> The exercise
Copy the data from the line that contains "Transcribe this image's" to its last line, exactly, including both of those lines and leaving out everything before.

----- Provided data

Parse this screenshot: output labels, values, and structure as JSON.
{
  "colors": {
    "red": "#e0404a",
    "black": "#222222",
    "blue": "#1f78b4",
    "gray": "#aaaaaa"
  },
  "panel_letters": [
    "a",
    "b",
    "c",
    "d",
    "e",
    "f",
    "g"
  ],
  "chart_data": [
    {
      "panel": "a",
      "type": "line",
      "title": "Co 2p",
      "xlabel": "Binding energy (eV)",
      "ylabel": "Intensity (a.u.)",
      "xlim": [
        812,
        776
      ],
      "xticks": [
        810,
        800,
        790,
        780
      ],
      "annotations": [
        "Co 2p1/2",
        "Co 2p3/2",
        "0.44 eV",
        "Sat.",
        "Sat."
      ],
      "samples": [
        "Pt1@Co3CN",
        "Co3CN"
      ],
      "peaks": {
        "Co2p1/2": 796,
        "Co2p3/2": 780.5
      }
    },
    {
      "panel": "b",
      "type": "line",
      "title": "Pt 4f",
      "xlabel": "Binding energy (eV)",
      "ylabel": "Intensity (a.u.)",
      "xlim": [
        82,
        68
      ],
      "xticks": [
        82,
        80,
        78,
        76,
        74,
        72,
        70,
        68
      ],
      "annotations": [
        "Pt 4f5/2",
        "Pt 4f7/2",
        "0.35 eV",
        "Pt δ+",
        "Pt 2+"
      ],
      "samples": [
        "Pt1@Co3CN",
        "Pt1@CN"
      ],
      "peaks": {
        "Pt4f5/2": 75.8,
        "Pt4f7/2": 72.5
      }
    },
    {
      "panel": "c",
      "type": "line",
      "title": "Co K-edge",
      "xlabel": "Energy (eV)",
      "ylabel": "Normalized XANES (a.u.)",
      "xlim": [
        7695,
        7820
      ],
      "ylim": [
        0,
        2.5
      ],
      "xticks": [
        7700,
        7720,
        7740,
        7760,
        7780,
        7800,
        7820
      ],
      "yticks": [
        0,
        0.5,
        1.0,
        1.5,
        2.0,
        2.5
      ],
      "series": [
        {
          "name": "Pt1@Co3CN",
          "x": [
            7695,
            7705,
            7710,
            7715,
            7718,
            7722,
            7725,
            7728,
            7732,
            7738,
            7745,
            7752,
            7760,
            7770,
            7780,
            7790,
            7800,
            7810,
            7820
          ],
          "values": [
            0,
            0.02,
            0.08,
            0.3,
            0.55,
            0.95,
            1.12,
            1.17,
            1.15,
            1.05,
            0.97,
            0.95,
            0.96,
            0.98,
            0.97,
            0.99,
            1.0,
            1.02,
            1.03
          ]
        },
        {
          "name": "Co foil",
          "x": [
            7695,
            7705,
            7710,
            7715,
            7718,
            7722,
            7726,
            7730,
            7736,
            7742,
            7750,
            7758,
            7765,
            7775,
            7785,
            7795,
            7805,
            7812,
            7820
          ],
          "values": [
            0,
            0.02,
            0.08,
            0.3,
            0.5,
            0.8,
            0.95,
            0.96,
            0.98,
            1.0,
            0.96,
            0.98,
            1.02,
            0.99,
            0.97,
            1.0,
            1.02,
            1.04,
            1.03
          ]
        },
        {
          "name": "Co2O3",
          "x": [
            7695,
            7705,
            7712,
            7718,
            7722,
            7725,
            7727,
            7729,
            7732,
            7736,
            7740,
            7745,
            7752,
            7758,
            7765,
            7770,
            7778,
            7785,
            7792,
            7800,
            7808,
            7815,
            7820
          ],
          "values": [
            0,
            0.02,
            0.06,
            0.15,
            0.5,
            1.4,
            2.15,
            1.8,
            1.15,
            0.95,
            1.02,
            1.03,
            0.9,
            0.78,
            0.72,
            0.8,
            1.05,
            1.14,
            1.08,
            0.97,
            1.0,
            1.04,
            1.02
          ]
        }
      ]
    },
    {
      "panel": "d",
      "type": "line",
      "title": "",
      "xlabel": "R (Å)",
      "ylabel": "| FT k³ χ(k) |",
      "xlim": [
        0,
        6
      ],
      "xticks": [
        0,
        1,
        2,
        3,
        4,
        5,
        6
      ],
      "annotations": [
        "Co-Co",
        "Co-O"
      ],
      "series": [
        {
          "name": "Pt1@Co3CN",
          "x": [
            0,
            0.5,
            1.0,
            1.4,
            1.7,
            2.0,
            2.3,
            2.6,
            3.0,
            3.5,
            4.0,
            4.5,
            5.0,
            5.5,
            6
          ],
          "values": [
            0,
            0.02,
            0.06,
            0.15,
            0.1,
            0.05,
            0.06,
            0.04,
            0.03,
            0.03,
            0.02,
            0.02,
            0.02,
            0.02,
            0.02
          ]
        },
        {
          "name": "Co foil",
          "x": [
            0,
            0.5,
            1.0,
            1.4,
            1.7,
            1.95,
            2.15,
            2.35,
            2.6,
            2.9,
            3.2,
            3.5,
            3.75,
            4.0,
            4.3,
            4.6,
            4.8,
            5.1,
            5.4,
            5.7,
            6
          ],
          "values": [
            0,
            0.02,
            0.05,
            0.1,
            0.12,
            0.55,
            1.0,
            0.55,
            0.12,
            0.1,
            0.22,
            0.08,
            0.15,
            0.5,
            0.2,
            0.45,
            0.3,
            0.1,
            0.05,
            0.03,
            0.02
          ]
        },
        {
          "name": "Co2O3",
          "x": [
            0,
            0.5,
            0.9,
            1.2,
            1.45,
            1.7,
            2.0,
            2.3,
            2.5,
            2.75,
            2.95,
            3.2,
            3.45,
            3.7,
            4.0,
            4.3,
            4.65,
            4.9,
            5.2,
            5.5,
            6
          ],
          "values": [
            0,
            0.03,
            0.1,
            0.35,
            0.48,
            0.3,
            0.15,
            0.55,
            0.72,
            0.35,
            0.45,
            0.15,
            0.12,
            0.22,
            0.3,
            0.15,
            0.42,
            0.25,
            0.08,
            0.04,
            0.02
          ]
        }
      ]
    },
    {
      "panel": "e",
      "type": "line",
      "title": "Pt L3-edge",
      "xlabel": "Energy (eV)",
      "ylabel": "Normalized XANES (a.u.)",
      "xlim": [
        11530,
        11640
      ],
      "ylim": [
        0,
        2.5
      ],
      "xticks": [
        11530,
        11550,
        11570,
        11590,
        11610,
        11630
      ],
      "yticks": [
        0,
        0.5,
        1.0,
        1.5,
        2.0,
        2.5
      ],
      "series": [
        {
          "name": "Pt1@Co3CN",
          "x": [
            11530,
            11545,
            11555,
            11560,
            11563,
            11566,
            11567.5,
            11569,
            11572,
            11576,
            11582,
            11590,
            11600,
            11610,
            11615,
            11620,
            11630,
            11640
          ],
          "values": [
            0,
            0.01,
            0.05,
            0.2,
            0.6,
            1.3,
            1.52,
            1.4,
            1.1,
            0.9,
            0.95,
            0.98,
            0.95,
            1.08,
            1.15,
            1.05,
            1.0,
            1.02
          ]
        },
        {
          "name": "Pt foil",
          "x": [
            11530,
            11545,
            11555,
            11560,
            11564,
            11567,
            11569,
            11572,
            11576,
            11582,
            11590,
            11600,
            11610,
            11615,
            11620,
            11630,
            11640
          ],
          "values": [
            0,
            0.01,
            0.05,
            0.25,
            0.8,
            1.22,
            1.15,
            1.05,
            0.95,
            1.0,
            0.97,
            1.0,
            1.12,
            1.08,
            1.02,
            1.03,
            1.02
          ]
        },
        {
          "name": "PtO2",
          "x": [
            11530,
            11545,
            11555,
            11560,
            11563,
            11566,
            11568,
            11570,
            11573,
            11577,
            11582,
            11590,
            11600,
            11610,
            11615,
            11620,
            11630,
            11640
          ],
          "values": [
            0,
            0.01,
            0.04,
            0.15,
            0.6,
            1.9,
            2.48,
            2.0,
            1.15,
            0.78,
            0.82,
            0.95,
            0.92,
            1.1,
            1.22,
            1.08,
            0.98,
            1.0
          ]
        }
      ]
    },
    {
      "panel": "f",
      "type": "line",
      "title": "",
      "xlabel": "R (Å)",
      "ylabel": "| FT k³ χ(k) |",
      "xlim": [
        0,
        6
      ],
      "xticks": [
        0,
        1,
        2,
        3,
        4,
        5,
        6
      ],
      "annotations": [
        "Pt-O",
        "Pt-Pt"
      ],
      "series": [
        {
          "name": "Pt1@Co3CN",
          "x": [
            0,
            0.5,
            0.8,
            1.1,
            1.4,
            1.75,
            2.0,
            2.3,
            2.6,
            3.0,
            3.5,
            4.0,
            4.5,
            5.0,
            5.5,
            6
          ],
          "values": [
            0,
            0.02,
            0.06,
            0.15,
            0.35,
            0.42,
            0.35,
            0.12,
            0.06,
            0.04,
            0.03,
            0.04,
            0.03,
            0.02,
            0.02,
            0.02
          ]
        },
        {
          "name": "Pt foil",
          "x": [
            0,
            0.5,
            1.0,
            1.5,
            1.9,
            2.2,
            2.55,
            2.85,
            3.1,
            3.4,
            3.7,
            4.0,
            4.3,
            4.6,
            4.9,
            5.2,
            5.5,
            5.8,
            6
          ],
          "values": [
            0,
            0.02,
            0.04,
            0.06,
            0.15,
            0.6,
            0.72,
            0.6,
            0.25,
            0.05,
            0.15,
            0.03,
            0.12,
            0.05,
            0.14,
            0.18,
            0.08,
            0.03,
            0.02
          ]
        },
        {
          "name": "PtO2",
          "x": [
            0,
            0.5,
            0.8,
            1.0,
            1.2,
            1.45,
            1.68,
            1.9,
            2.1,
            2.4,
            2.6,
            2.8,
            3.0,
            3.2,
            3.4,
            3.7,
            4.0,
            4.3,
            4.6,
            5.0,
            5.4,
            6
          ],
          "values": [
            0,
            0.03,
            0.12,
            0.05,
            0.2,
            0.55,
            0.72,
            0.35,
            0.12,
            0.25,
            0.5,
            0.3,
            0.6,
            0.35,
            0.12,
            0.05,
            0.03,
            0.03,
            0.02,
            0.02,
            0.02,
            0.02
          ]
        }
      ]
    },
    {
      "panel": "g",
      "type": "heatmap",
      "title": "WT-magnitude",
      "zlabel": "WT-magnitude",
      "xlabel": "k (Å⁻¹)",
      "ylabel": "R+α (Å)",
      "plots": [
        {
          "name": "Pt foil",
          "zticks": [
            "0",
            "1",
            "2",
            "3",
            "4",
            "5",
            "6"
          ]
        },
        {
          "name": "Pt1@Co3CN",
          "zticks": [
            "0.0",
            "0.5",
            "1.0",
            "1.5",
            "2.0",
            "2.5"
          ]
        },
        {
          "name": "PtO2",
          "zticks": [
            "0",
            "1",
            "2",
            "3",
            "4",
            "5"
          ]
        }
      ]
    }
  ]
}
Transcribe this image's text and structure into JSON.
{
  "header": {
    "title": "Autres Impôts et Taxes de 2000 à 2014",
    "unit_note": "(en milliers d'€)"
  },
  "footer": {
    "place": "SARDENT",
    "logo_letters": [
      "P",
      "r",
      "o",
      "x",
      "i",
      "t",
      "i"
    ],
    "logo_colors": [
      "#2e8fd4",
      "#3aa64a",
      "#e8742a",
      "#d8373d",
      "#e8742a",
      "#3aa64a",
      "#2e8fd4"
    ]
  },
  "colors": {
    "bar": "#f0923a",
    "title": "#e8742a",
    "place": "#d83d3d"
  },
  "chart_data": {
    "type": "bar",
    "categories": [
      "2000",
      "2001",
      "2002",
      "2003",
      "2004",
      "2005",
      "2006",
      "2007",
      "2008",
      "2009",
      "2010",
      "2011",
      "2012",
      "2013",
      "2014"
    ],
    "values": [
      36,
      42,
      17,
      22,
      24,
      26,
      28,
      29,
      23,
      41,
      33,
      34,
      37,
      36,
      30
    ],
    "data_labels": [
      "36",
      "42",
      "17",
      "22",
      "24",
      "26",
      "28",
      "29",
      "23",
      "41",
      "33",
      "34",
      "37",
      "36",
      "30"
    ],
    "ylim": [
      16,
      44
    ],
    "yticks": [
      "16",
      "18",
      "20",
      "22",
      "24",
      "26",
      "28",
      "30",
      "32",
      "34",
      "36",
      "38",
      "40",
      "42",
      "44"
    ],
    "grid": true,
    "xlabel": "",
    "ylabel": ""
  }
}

----------

> Task answer
Transcribe this image's text and structure into JSON.
{
  "header": {
    "title": "Autres Impôts et Taxes de 2000 à 2014",
    "unit_note": "(en milliers d'€)"
  },
  "footer": {
    "place": "SARDENT",
    "logo_letters": [
      "P",
      "r",
      "o",
      "x",
      "i",
      "t",
      "i"
    ],
    "logo_colors": [
      "#2e8fd4",
      "#3aa64a",
      "#e8742a",
      "#d8373d",
      "#e8742a",
      "#3aa64a",
      "#2e8fd4"
    ]
  },
  "colors": {
    "bar": "#f0923a",
    "title": "#e8742a",
    "place": "#d83d3d"
  },
  "chart_data": {
    "type": "bar",
    "categories": [
      "2000",
      "2001",
      "2002",
      "2003",
      "2004",
      "2005",
      "2006",
      "2007",
      "2008",
      "2009",
      "2010",
      "2011",
      "2012",
      "2013",
      "2014"
    ],
    "values": [
      36,
      42,
      17,
      22,
      24,
      26,
      28,
      29,
      23,
      41,
      33,
      34,
      37,
      36,
      30
    ],
    "data_labels": [
      "36",
      "42",
      "17",
      "22",
      "24",
      "26",
      "28",
      "29",
      "23",
      "41",
      "33",
      "34",
      "37",
      "36",
      "30"
    ],
    "ylim": [
      16,
      44
    ],
    "yticks": [
      "16",
      "18",
      "20",
      "22",
      "24",
      "26",
      "28",
      "30",
      "32",
      "34",
      "36",
      "38",
      "40",
      "42",
      "44"
    ],
    "grid": true,
    "xlabel": "",
    "ylabel": ""
  }
}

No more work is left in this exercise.